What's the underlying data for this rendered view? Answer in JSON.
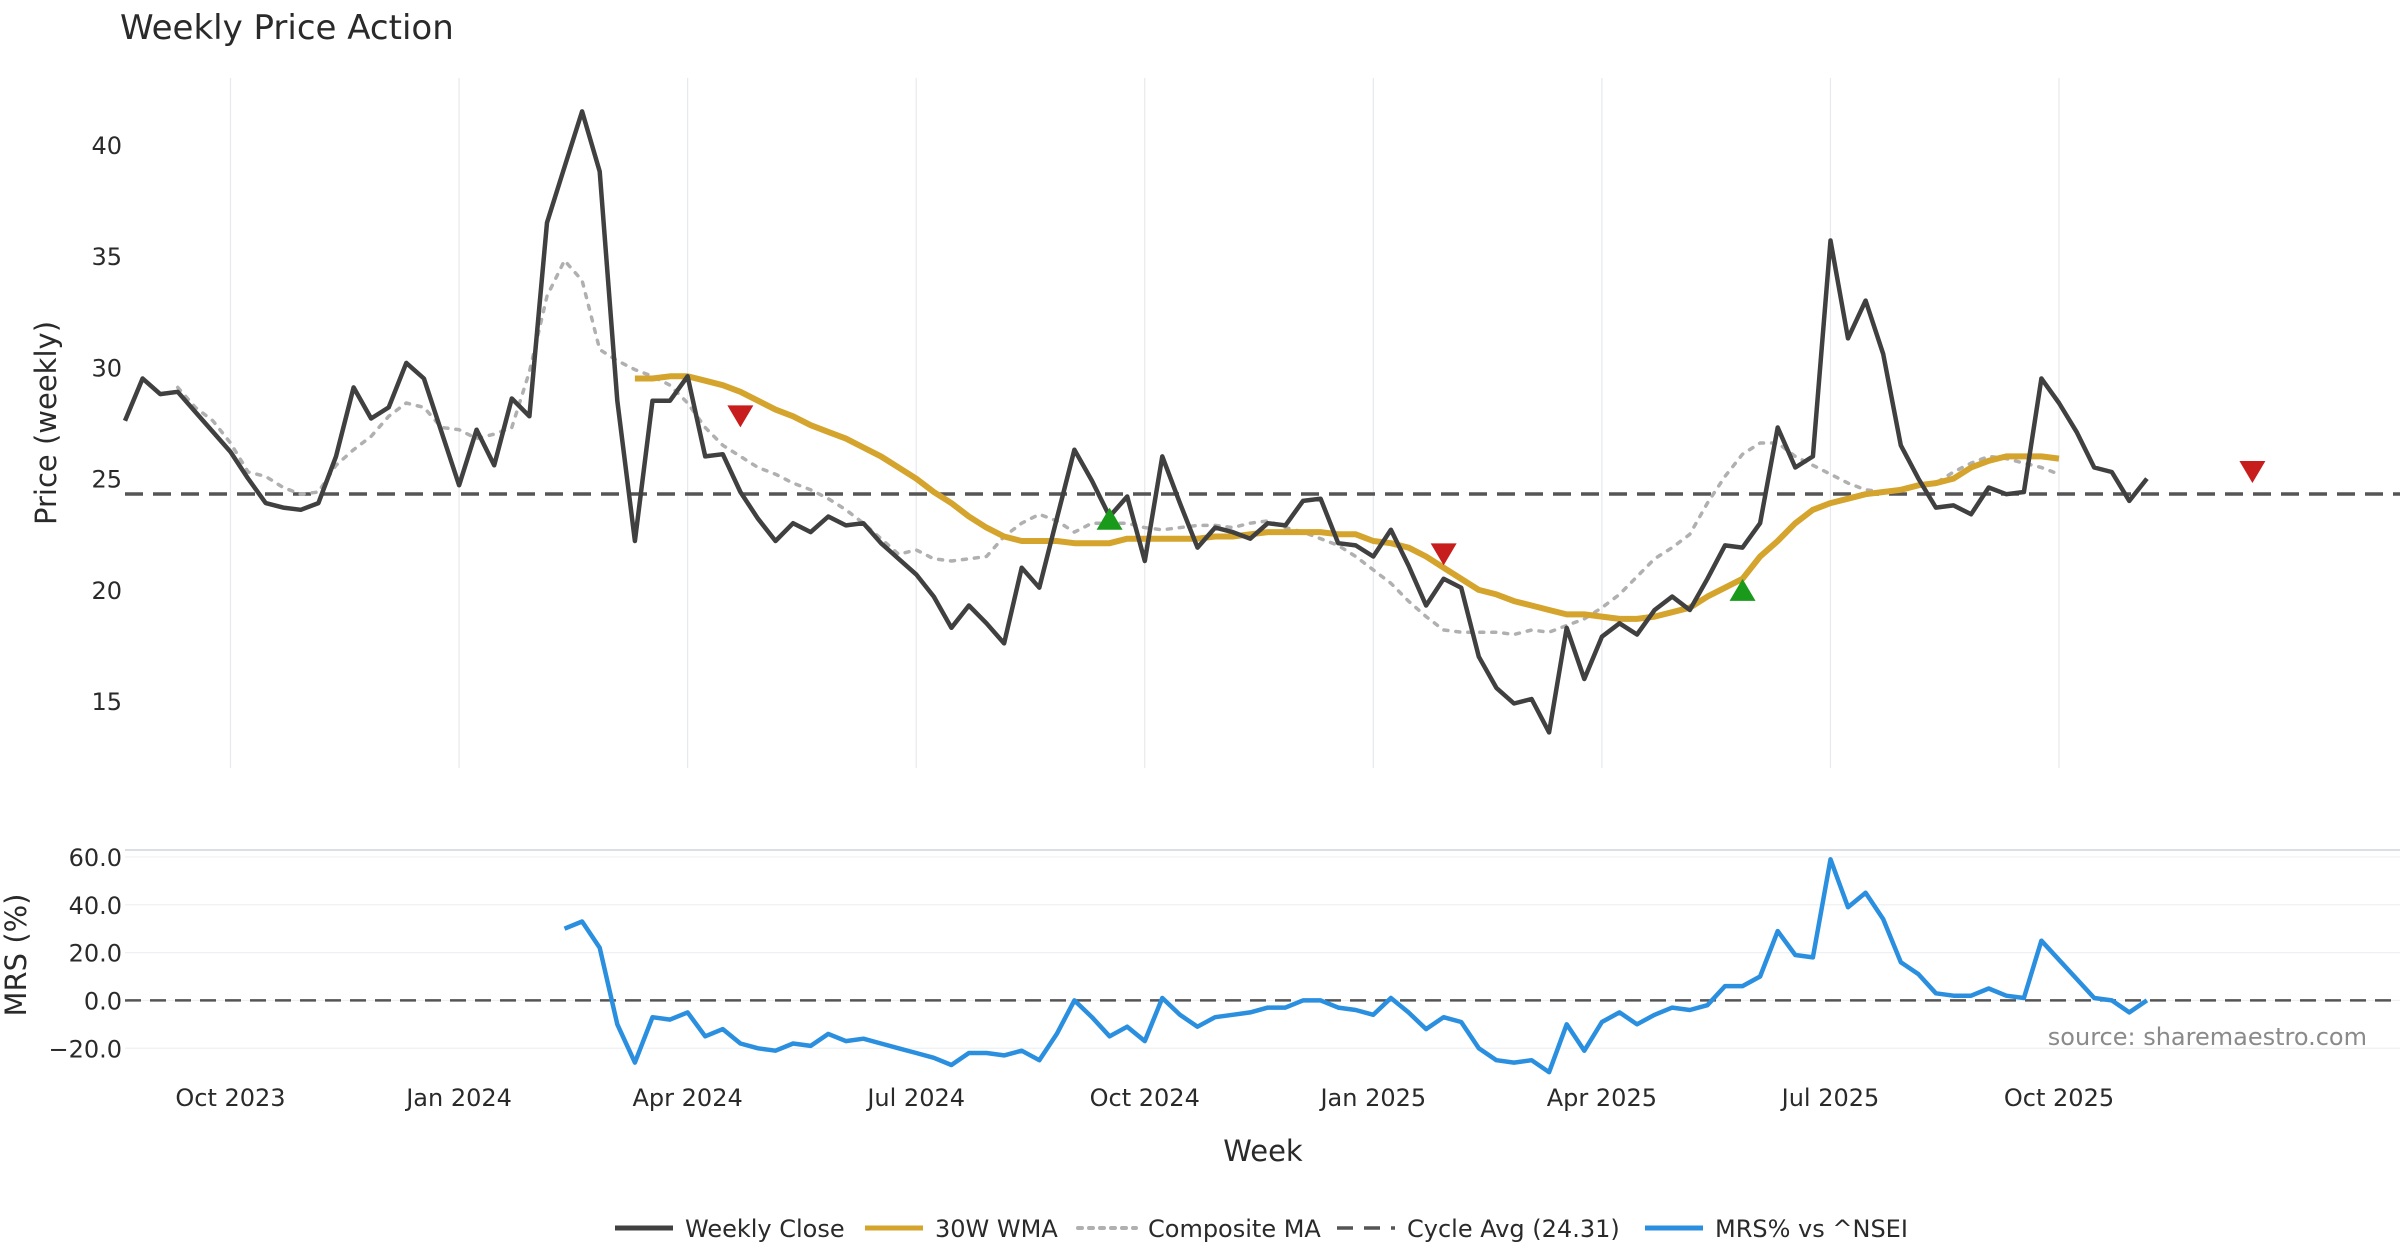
{
  "chart_data": {
    "type": "line",
    "title": "Weekly Price Action",
    "xlabel": "Week",
    "x_ticks": [
      "Oct 2023",
      "Jan 2024",
      "Apr 2024",
      "Jul 2024",
      "Oct 2024",
      "Jan 2025",
      "Apr 2025",
      "Jul 2025",
      "Oct 2025"
    ],
    "x_tick_week_index": [
      6,
      19,
      32,
      45,
      58,
      71,
      84,
      97,
      110
    ],
    "x_range_weeks": [
      0,
      122
    ],
    "price_panel": {
      "ylabel": "Price (weekly)",
      "ylim": [
        12,
        43
      ],
      "y_ticks": [
        15,
        20,
        25,
        30,
        35,
        40
      ],
      "cycle_avg": 24.31,
      "series": [
        {
          "name": "Weekly Close",
          "color": "#404040",
          "start_week": 0,
          "values": [
            27.6,
            29.5,
            28.8,
            28.9,
            28.0,
            27.1,
            26.2,
            25.0,
            23.9,
            23.7,
            23.6,
            23.9,
            26.0,
            29.1,
            27.7,
            28.2,
            30.2,
            29.5,
            27.1,
            24.7,
            27.2,
            25.6,
            28.6,
            27.8,
            36.5,
            39.0,
            41.5,
            38.8,
            28.5,
            22.2,
            28.5,
            28.5,
            29.6,
            26.0,
            26.1,
            24.4,
            23.2,
            22.2,
            23.0,
            22.6,
            23.3,
            22.9,
            23.0,
            22.1,
            21.4,
            20.7,
            19.7,
            18.3,
            19.3,
            18.5,
            17.6,
            21.0,
            20.1,
            23.2,
            26.3,
            24.9,
            23.3,
            24.2,
            21.3,
            26.0,
            23.9,
            21.9,
            22.8,
            22.6,
            22.3,
            23.0,
            22.9,
            24.0,
            24.1,
            22.1,
            22.0,
            21.5,
            22.7,
            21.1,
            19.3,
            20.5,
            20.1,
            17.0,
            15.6,
            14.9,
            15.1,
            13.6,
            18.3,
            16.0,
            17.9,
            18.5,
            18.0,
            19.1,
            19.7,
            19.1,
            20.5,
            22.0,
            21.9,
            23.0,
            27.3,
            25.5,
            26.0,
            35.7,
            31.3,
            33.0,
            30.6,
            26.5,
            25.0,
            23.7,
            23.8,
            23.4,
            24.6,
            24.3,
            24.4,
            29.5,
            28.4,
            27.1,
            25.5,
            25.3,
            24.0,
            25.0
          ]
        },
        {
          "name": "30W WMA",
          "color": "#d4a42c",
          "start_week": 29,
          "values": [
            29.5,
            29.5,
            29.6,
            29.6,
            29.4,
            29.2,
            28.9,
            28.5,
            28.1,
            27.8,
            27.4,
            27.1,
            26.8,
            26.4,
            26.0,
            25.5,
            25.0,
            24.4,
            23.9,
            23.3,
            22.8,
            22.4,
            22.2,
            22.2,
            22.2,
            22.1,
            22.1,
            22.1,
            22.3,
            22.3,
            22.3,
            22.3,
            22.3,
            22.4,
            22.4,
            22.5,
            22.6,
            22.6,
            22.6,
            22.6,
            22.5,
            22.5,
            22.2,
            22.1,
            21.9,
            21.5,
            21.0,
            20.5,
            20.0,
            19.8,
            19.5,
            19.3,
            19.1,
            18.9,
            18.9,
            18.8,
            18.7,
            18.7,
            18.8,
            19.0,
            19.2,
            19.7,
            20.1,
            20.5,
            21.5,
            22.2,
            23.0,
            23.6,
            23.9,
            24.1,
            24.3,
            24.4,
            24.5,
            24.7,
            24.8,
            25.0,
            25.5,
            25.8,
            26.0,
            26.0,
            26.0,
            25.9
          ]
        },
        {
          "name": "Composite MA",
          "color": "#b0b0b0",
          "start_week": 3,
          "values": [
            29.1,
            28.2,
            27.6,
            26.6,
            25.3,
            25.1,
            24.6,
            24.3,
            24.4,
            25.6,
            26.3,
            26.9,
            27.8,
            28.4,
            28.2,
            27.3,
            27.2,
            26.8,
            27.0,
            27.3,
            29.8,
            33.2,
            34.8,
            33.9,
            30.8,
            30.3,
            29.9,
            29.6,
            29.2,
            28.4,
            27.3,
            26.5,
            26.0,
            25.5,
            25.2,
            24.8,
            24.5,
            24.1,
            23.6,
            23.0,
            22.3,
            21.6,
            21.8,
            21.4,
            21.3,
            21.4,
            21.5,
            22.4,
            23.0,
            23.4,
            23.1,
            22.6,
            23.0,
            23.0,
            23.0,
            22.8,
            22.7,
            22.8,
            22.9,
            22.9,
            22.8,
            23.0,
            23.1,
            22.8,
            22.6,
            22.3,
            22.0,
            21.5,
            20.9,
            20.3,
            19.5,
            18.8,
            18.2,
            18.1,
            18.1,
            18.1,
            18.0,
            18.2,
            18.1,
            18.4,
            18.7,
            19.2,
            19.8,
            20.6,
            21.4,
            21.9,
            22.5,
            23.9,
            25.1,
            26.1,
            26.6,
            26.6,
            26.0,
            25.6,
            25.2,
            24.8,
            24.5,
            24.4,
            24.5,
            24.7,
            24.8,
            25.3,
            25.7,
            26.0,
            25.9,
            25.7,
            25.5,
            25.2
          ]
        }
      ],
      "signals": [
        {
          "type": "sell",
          "week": 35,
          "value": 27.8,
          "color": "#c81d1d"
        },
        {
          "type": "buy",
          "week": 56,
          "value": 23.2,
          "color": "#1a9a1a"
        },
        {
          "type": "sell",
          "week": 75,
          "value": 21.6,
          "color": "#c81d1d"
        },
        {
          "type": "buy",
          "week": 92,
          "value": 20.0,
          "color": "#1a9a1a"
        },
        {
          "type": "sell",
          "week": 121,
          "value": 25.3,
          "color": "#c81d1d"
        }
      ]
    },
    "mrs_panel": {
      "ylabel": "MRS (%)",
      "ylim": [
        -27,
        65
      ],
      "y_ticks": [
        "60.0",
        "40.0",
        "20.0",
        "0.0",
        "−20.0"
      ],
      "y_tick_values": [
        60,
        40,
        20,
        0,
        -20
      ],
      "series": {
        "name": "MRS% vs ^NSEI",
        "color": "#2b8fe0",
        "start_week": 25,
        "values": [
          30,
          33,
          22,
          -10,
          -26,
          -7,
          -8,
          -5,
          -15,
          -12,
          -18,
          -20,
          -21,
          -18,
          -19,
          -14,
          -17,
          -16,
          -18,
          -20,
          -22,
          -24,
          -27,
          -22,
          -22,
          -23,
          -21,
          -25,
          -14,
          0,
          -7,
          -15,
          -11,
          -17,
          1,
          -6,
          -11,
          -7,
          -6,
          -5,
          -3,
          -3,
          0,
          0,
          -3,
          -4,
          -6,
          1,
          -5,
          -12,
          -7,
          -9,
          -20,
          -25,
          -26,
          -25,
          -30,
          -10,
          -21,
          -9,
          -5,
          -10,
          -6,
          -3,
          -4,
          -2,
          6,
          6,
          10,
          29,
          19,
          18,
          59,
          39,
          45,
          34,
          16,
          11,
          3,
          2,
          2,
          5,
          2,
          1,
          25,
          17,
          9,
          1,
          0,
          -5,
          0
        ]
      }
    },
    "legend": [
      {
        "label": "Weekly Close",
        "style": "solid",
        "color": "#404040"
      },
      {
        "label": "30W WMA",
        "style": "solid",
        "color": "#d4a42c"
      },
      {
        "label": "Composite MA",
        "style": "dotted",
        "color": "#b0b0b0"
      },
      {
        "label": "Cycle Avg (24.31)",
        "style": "dashed",
        "color": "#555555"
      },
      {
        "label": "MRS% vs ^NSEI",
        "style": "solid",
        "color": "#2b8fe0"
      }
    ],
    "source_note": "source: sharemaestro.com"
  }
}
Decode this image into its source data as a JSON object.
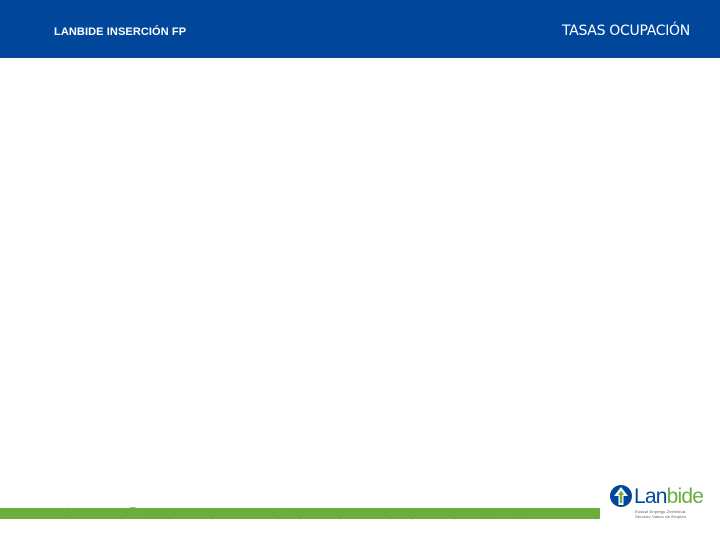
{
  "header": {
    "left_title": "LANBIDE INSERCIÓN FP",
    "right_title": "TASAS OCUPACIÓN"
  },
  "logo": {
    "name_part1": "Lan",
    "name_part2": "bide",
    "tagline_line1": "Euskal Enplegu Zerbitzua",
    "tagline_line2": "Servicio Vasco de Empleo"
  },
  "colors": {
    "header_bg": "#00479b",
    "accent_green": "#6bae3c",
    "text_on_header": "#ffffff"
  },
  "icons": {
    "logo_mark": "lanbide-arrow-logo-icon"
  }
}
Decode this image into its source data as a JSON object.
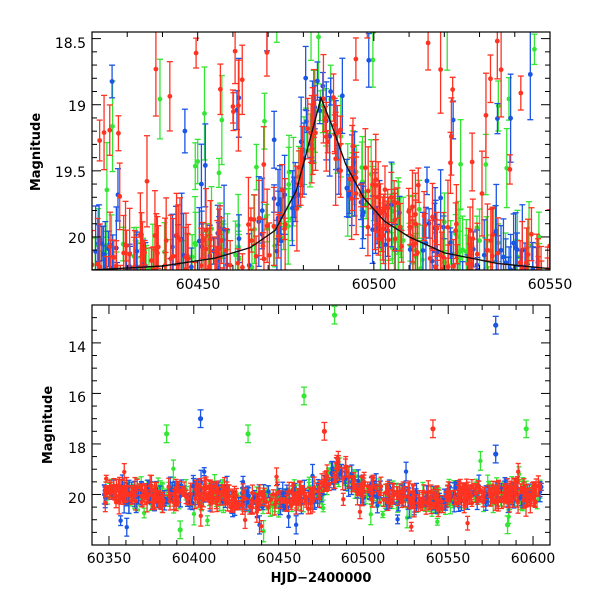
{
  "chart_data": [
    {
      "type": "scatter",
      "panel": "top",
      "xlabel": "",
      "ylabel": "Magnitude",
      "xlim": [
        60420,
        60550
      ],
      "ylim": [
        20.25,
        18.45
      ],
      "y_inverted": true,
      "x_ticks": [
        60450,
        60500,
        60550
      ],
      "y_ticks": [
        18.5,
        19,
        19.5,
        20
      ],
      "x_tick_labels": [
        "60450",
        "60500",
        "60550"
      ],
      "y_tick_labels": [
        "18.5",
        "19",
        "19.5",
        "20"
      ],
      "grid": false,
      "colors": {
        "green": "#33e633",
        "blue": "#1a55e6",
        "red": "#ff3322",
        "model": "#111111"
      },
      "model_curve": {
        "x": [
          60420,
          60440,
          60455,
          60465,
          60472,
          60478,
          60482,
          60485,
          60488,
          60492,
          60497,
          60503,
          60510,
          60520,
          60535,
          60550
        ],
        "y": [
          20.25,
          20.22,
          20.16,
          20.08,
          19.95,
          19.65,
          19.25,
          18.95,
          19.15,
          19.45,
          19.7,
          19.88,
          20.0,
          20.12,
          20.2,
          20.24
        ]
      }
    },
    {
      "type": "scatter",
      "panel": "bottom",
      "xlabel": "HJD−2400000",
      "ylabel": "Magnitude",
      "xlim": [
        60340,
        60610
      ],
      "ylim": [
        22.0,
        12.5
      ],
      "y_inverted": true,
      "x_ticks": [
        60350,
        60400,
        60450,
        60500,
        60550,
        60600
      ],
      "y_ticks": [
        14,
        16,
        18,
        20
      ],
      "x_tick_labels": [
        "60350",
        "60400",
        "60450",
        "60500",
        "60550",
        "60600"
      ],
      "y_tick_labels": [
        "14",
        "16",
        "18",
        "20"
      ],
      "grid": false,
      "outliers": [
        {
          "color": "green",
          "x": 60483,
          "y": 12.9
        },
        {
          "color": "blue",
          "x": 60578,
          "y": 13.3
        },
        {
          "color": "green",
          "x": 60465,
          "y": 16.1
        },
        {
          "color": "blue",
          "x": 60404,
          "y": 17.0
        },
        {
          "color": "green",
          "x": 60384,
          "y": 17.6
        },
        {
          "color": "green",
          "x": 60432,
          "y": 17.6
        },
        {
          "color": "red",
          "x": 60477,
          "y": 17.5
        },
        {
          "color": "red",
          "x": 60541,
          "y": 17.4
        },
        {
          "color": "green",
          "x": 60596,
          "y": 17.4
        },
        {
          "color": "blue",
          "x": 60578,
          "y": 18.4
        },
        {
          "color": "green",
          "x": 60392,
          "y": 21.4
        },
        {
          "color": "green",
          "x": 60585,
          "y": 21.2
        }
      ]
    }
  ]
}
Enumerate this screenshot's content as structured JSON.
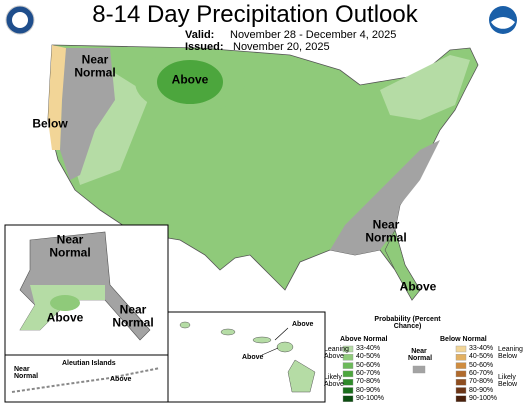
{
  "header": {
    "title": "8-14 Day Precipitation Outlook",
    "valid_label": "Valid:",
    "valid_dates": "November 28 - December 4, 2025",
    "issued_label": "Issued:",
    "issued_date": "November 20, 2025"
  },
  "map_labels": {
    "west_near_normal": "Near Normal",
    "north_above": "Above",
    "coast_below": "Below",
    "southeast_near_normal": "Near Normal",
    "florida_above": "Above"
  },
  "alaska": {
    "north_near_normal": "Near Normal",
    "south_above": "Above",
    "southeast_near_normal": "Near Normal",
    "aleutian_title": "Aleutian Islands",
    "aleutian_near_normal": "Near Normal",
    "aleutian_above": "Above"
  },
  "hawaii": {
    "north_above": "Above",
    "south_above": "Above"
  },
  "legend": {
    "title": "Probability (Percent Chance)",
    "above_header": "Above Normal",
    "below_header": "Below Normal",
    "leaning_above": "Leaning Above",
    "likely_above": "Likely Above",
    "near_normal": "Near Normal",
    "leaning_below": "Leaning Below",
    "likely_below": "Likely Below",
    "above_ranges": [
      "33-40%",
      "40-50%",
      "50-60%",
      "60-70%",
      "70-80%",
      "80-90%",
      "90-100%"
    ],
    "below_ranges": [
      "33-40%",
      "40-50%",
      "50-60%",
      "60-70%",
      "70-80%",
      "80-90%",
      "90-100%"
    ],
    "above_colors": [
      "#b5dca5",
      "#8fca7a",
      "#6cb95a",
      "#4ca63d",
      "#2f8b2b",
      "#1a6e1c",
      "#0b4d10"
    ],
    "below_colors": [
      "#f2d597",
      "#e2b062",
      "#cf8c3f",
      "#b06a2c",
      "#8e4d1f",
      "#6b3415",
      "#4a200b"
    ],
    "near_color": "#a3a3a3"
  }
}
____
Written task:
Look for the line that contains "Enumerate this screenshot's", then please copy it and the rest of the lines through the end of the data, pictures excluded.

Answer for this exercise:
Enumerate this screenshot's content as structured JSON.
{
  "header": {
    "title": "8-14 Day Precipitation Outlook",
    "valid_label": "Valid:",
    "valid_dates": "November 28 - December 4, 2025",
    "issued_label": "Issued:",
    "issued_date": "November 20, 2025"
  },
  "map_labels": {
    "west_near_normal": "Near Normal",
    "north_above": "Above",
    "coast_below": "Below",
    "southeast_near_normal": "Near Normal",
    "florida_above": "Above"
  },
  "alaska": {
    "north_near_normal": "Near Normal",
    "south_above": "Above",
    "southeast_near_normal": "Near Normal",
    "aleutian_title": "Aleutian Islands",
    "aleutian_near_normal": "Near Normal",
    "aleutian_above": "Above"
  },
  "hawaii": {
    "north_above": "Above",
    "south_above": "Above"
  },
  "legend": {
    "title": "Probability (Percent Chance)",
    "above_header": "Above Normal",
    "below_header": "Below Normal",
    "leaning_above": "Leaning Above",
    "likely_above": "Likely Above",
    "near_normal": "Near Normal",
    "leaning_below": "Leaning Below",
    "likely_below": "Likely Below",
    "above_ranges": [
      "33-40%",
      "40-50%",
      "50-60%",
      "60-70%",
      "70-80%",
      "80-90%",
      "90-100%"
    ],
    "below_ranges": [
      "33-40%",
      "40-50%",
      "50-60%",
      "60-70%",
      "70-80%",
      "80-90%",
      "90-100%"
    ],
    "above_colors": [
      "#b5dca5",
      "#8fca7a",
      "#6cb95a",
      "#4ca63d",
      "#2f8b2b",
      "#1a6e1c",
      "#0b4d10"
    ],
    "below_colors": [
      "#f2d597",
      "#e2b062",
      "#cf8c3f",
      "#b06a2c",
      "#8e4d1f",
      "#6b3415",
      "#4a200b"
    ],
    "near_color": "#a3a3a3"
  }
}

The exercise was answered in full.